▼▼▼

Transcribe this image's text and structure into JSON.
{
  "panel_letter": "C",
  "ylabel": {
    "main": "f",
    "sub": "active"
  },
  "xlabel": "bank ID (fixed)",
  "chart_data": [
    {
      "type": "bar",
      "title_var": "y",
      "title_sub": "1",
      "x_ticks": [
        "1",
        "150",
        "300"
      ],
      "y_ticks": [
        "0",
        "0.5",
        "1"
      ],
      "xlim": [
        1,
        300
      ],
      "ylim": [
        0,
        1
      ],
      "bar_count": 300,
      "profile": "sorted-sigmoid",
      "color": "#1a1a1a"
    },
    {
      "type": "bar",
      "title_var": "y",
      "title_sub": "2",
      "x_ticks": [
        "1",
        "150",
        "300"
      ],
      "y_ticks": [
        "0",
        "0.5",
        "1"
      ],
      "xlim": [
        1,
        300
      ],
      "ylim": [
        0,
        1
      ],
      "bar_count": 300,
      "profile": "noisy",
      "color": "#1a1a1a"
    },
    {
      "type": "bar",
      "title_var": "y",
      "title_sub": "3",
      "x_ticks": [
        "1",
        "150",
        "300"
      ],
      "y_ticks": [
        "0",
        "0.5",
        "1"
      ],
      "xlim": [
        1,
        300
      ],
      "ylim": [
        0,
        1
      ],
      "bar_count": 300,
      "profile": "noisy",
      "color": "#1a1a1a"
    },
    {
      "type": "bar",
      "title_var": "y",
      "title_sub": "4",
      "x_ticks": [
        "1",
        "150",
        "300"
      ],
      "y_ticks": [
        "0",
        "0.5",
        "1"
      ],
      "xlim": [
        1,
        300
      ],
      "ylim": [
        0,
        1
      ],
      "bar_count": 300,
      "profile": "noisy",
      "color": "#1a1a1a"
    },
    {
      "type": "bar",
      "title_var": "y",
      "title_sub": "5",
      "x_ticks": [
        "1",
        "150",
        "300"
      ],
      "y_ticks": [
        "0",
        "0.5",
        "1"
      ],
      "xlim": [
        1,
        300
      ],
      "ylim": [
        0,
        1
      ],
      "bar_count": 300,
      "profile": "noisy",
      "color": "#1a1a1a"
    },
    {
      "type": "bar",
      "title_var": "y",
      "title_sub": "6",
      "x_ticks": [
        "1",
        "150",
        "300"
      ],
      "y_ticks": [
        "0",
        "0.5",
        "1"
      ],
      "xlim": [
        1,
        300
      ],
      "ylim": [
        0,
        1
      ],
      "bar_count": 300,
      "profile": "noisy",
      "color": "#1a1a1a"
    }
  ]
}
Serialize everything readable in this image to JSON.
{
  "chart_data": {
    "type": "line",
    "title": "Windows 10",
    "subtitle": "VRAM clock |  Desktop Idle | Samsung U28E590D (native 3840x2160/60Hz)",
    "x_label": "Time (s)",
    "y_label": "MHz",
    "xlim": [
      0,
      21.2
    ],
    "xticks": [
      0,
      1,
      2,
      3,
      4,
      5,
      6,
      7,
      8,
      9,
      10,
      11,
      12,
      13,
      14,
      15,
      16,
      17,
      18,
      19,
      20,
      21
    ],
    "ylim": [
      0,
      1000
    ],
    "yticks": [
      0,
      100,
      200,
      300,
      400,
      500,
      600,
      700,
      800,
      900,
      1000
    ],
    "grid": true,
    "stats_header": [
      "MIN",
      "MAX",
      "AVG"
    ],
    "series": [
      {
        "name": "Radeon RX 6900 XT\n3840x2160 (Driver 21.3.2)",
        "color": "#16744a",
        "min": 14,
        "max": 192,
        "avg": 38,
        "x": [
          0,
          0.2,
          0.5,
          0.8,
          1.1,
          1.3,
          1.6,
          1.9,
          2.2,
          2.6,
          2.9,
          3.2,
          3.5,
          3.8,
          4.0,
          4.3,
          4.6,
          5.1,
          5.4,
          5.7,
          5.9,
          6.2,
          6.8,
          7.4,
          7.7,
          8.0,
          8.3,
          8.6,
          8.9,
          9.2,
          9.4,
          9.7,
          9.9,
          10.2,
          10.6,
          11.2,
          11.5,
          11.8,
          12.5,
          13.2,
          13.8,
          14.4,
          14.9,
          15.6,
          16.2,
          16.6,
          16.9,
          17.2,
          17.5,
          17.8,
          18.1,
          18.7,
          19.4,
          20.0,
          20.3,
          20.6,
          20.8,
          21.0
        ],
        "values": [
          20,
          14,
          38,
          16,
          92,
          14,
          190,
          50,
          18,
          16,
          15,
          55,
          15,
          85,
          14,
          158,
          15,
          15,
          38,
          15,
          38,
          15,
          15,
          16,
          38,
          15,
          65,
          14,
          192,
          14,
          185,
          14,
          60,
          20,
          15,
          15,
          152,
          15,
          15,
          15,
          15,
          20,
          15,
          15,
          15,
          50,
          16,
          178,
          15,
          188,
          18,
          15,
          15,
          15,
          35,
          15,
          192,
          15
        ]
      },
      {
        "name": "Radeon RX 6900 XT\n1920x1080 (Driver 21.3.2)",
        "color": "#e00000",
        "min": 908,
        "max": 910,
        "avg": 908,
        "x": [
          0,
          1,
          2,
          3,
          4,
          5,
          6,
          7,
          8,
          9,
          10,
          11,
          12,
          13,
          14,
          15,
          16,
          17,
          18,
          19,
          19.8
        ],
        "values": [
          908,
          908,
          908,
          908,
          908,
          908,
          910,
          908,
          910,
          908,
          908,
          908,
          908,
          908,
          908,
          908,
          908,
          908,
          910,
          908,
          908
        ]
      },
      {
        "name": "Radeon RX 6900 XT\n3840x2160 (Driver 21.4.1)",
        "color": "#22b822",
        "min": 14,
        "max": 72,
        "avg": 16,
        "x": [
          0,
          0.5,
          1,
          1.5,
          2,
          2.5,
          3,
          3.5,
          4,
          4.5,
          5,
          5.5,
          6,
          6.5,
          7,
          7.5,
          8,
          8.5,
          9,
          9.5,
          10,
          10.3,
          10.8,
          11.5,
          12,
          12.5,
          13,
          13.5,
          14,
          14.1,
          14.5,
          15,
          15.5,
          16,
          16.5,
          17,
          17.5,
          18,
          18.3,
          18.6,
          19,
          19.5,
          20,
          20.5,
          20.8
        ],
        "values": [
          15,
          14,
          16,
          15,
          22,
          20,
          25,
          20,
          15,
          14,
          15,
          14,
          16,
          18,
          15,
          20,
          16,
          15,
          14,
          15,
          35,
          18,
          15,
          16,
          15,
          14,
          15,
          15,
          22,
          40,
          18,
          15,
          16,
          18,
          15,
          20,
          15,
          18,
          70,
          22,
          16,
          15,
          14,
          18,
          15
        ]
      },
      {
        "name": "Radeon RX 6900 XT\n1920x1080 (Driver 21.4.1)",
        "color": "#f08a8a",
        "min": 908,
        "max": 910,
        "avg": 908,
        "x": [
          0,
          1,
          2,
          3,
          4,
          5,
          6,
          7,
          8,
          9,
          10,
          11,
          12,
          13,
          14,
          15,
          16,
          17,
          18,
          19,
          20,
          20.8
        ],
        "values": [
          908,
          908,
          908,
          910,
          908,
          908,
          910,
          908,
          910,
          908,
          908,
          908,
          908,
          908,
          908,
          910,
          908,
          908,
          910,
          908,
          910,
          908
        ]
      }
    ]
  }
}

▲▲▲

What is needed: Return all of the entries exactly as they were supplied.

Written response:
Transcribe this image's text and structure into JSON.
{
  "panel_letter": "C",
  "ylabel": {
    "main": "f",
    "sub": "active"
  },
  "xlabel": "bank ID (fixed)",
  "chart_data": [
    {
      "type": "bar",
      "title_var": "y",
      "title_sub": "1",
      "x_ticks": [
        "1",
        "150",
        "300"
      ],
      "y_ticks": [
        "0",
        "0.5",
        "1"
      ],
      "xlim": [
        1,
        300
      ],
      "ylim": [
        0,
        1
      ],
      "bar_count": 300,
      "profile": "sorted-sigmoid",
      "color": "#1a1a1a"
    },
    {
      "type": "bar",
      "title_var": "y",
      "title_sub": "2",
      "x_ticks": [
        "1",
        "150",
        "300"
      ],
      "y_ticks": [
        "0",
        "0.5",
        "1"
      ],
      "xlim": [
        1,
        300
      ],
      "ylim": [
        0,
        1
      ],
      "bar_count": 300,
      "profile": "noisy",
      "color": "#1a1a1a"
    },
    {
      "type": "bar",
      "title_var": "y",
      "title_sub": "3",
      "x_ticks": [
        "1",
        "150",
        "300"
      ],
      "y_ticks": [
        "0",
        "0.5",
        "1"
      ],
      "xlim": [
        1,
        300
      ],
      "ylim": [
        0,
        1
      ],
      "bar_count": 300,
      "profile": "noisy",
      "color": "#1a1a1a"
    },
    {
      "type": "bar",
      "title_var": "y",
      "title_sub": "4",
      "x_ticks": [
        "1",
        "150",
        "300"
      ],
      "y_ticks": [
        "0",
        "0.5",
        "1"
      ],
      "xlim": [
        1,
        300
      ],
      "ylim": [
        0,
        1
      ],
      "bar_count": 300,
      "profile": "noisy",
      "color": "#1a1a1a"
    },
    {
      "type": "bar",
      "title_var": "y",
      "title_sub": "5",
      "x_ticks": [
        "1",
        "150",
        "300"
      ],
      "y_ticks": [
        "0",
        "0.5",
        "1"
      ],
      "xlim": [
        1,
        300
      ],
      "ylim": [
        0,
        1
      ],
      "bar_count": 300,
      "profile": "noisy",
      "color": "#1a1a1a"
    },
    {
      "type": "bar",
      "title_var": "y",
      "title_sub": "6",
      "x_ticks": [
        "1",
        "150",
        "300"
      ],
      "y_ticks": [
        "0",
        "0.5",
        "1"
      ],
      "xlim": [
        1,
        300
      ],
      "ylim": [
        0,
        1
      ],
      "bar_count": 300,
      "profile": "noisy",
      "color": "#1a1a1a"
    }
  ]
}
Serialize everything readable in this image to JSON.
{
  "chart_data": {
    "type": "line",
    "title": "Windows 10",
    "subtitle": "VRAM clock |  Desktop Idle | Samsung U28E590D (native 3840x2160/60Hz)",
    "x_label": "Time (s)",
    "y_label": "MHz",
    "xlim": [
      0,
      21.2
    ],
    "xticks": [
      0,
      1,
      2,
      3,
      4,
      5,
      6,
      7,
      8,
      9,
      10,
      11,
      12,
      13,
      14,
      15,
      16,
      17,
      18,
      19,
      20,
      21
    ],
    "ylim": [
      0,
      1000
    ],
    "yticks": [
      0,
      100,
      200,
      300,
      400,
      500,
      600,
      700,
      800,
      900,
      1000
    ],
    "grid": true,
    "stats_header": [
      "MIN",
      "MAX",
      "AVG"
    ],
    "series": [
      {
        "name": "Radeon RX 6900 XT\n3840x2160 (Driver 21.3.2)",
        "color": "#16744a",
        "min": 14,
        "max": 192,
        "avg": 38,
        "x": [
          0,
          0.2,
          0.5,
          0.8,
          1.1,
          1.3,
          1.6,
          1.9,
          2.2,
          2.6,
          2.9,
          3.2,
          3.5,
          3.8,
          4.0,
          4.3,
          4.6,
          5.1,
          5.4,
          5.7,
          5.9,
          6.2,
          6.8,
          7.4,
          7.7,
          8.0,
          8.3,
          8.6,
          8.9,
          9.2,
          9.4,
          9.7,
          9.9,
          10.2,
          10.6,
          11.2,
          11.5,
          11.8,
          12.5,
          13.2,
          13.8,
          14.4,
          14.9,
          15.6,
          16.2,
          16.6,
          16.9,
          17.2,
          17.5,
          17.8,
          18.1,
          18.7,
          19.4,
          20.0,
          20.3,
          20.6,
          20.8,
          21.0
        ],
        "values": [
          20,
          14,
          38,
          16,
          92,
          14,
          190,
          50,
          18,
          16,
          15,
          55,
          15,
          85,
          14,
          158,
          15,
          15,
          38,
          15,
          38,
          15,
          15,
          16,
          38,
          15,
          65,
          14,
          192,
          14,
          185,
          14,
          60,
          20,
          15,
          15,
          152,
          15,
          15,
          15,
          15,
          20,
          15,
          15,
          15,
          50,
          16,
          178,
          15,
          188,
          18,
          15,
          15,
          15,
          35,
          15,
          192,
          15
        ]
      },
      {
        "name": "Radeon RX 6900 XT\n1920x1080 (Driver 21.3.2)",
        "color": "#e00000",
        "min": 908,
        "max": 910,
        "avg": 908,
        "x": [
          0,
          1,
          2,
          3,
          4,
          5,
          6,
          7,
          8,
          9,
          10,
          11,
          12,
          13,
          14,
          15,
          16,
          17,
          18,
          19,
          19.8
        ],
        "values": [
          908,
          908,
          908,
          908,
          908,
          908,
          910,
          908,
          910,
          908,
          908,
          908,
          908,
          908,
          908,
          908,
          908,
          908,
          910,
          908,
          908
        ]
      },
      {
        "name": "Radeon RX 6900 XT\n3840x2160 (Driver 21.4.1)",
        "color": "#22b822",
        "min": 14,
        "max": 72,
        "avg": 16,
        "x": [
          0,
          0.5,
          1,
          1.5,
          2,
          2.5,
          3,
          3.5,
          4,
          4.5,
          5,
          5.5,
          6,
          6.5,
          7,
          7.5,
          8,
          8.5,
          9,
          9.5,
          10,
          10.3,
          10.8,
          11.5,
          12,
          12.5,
          13,
          13.5,
          14,
          14.1,
          14.5,
          15,
          15.5,
          16,
          16.5,
          17,
          17.5,
          18,
          18.3,
          18.6,
          19,
          19.5,
          20,
          20.5,
          20.8
        ],
        "values": [
          15,
          14,
          16,
          15,
          22,
          20,
          25,
          20,
          15,
          14,
          15,
          14,
          16,
          18,
          15,
          20,
          16,
          15,
          14,
          15,
          35,
          18,
          15,
          16,
          15,
          14,
          15,
          15,
          22,
          40,
          18,
          15,
          16,
          18,
          15,
          20,
          15,
          18,
          70,
          22,
          16,
          15,
          14,
          18,
          15
        ]
      },
      {
        "name": "Radeon RX 6900 XT\n1920x1080 (Driver 21.4.1)",
        "color": "#f08a8a",
        "min": 908,
        "max": 910,
        "avg": 908,
        "x": [
          0,
          1,
          2,
          3,
          4,
          5,
          6,
          7,
          8,
          9,
          10,
          11,
          12,
          13,
          14,
          15,
          16,
          17,
          18,
          19,
          20,
          20.8
        ],
        "values": [
          908,
          908,
          908,
          910,
          908,
          908,
          910,
          908,
          910,
          908,
          908,
          908,
          908,
          908,
          908,
          910,
          908,
          908,
          910,
          908,
          910,
          908
        ]
      }
    ]
  }
}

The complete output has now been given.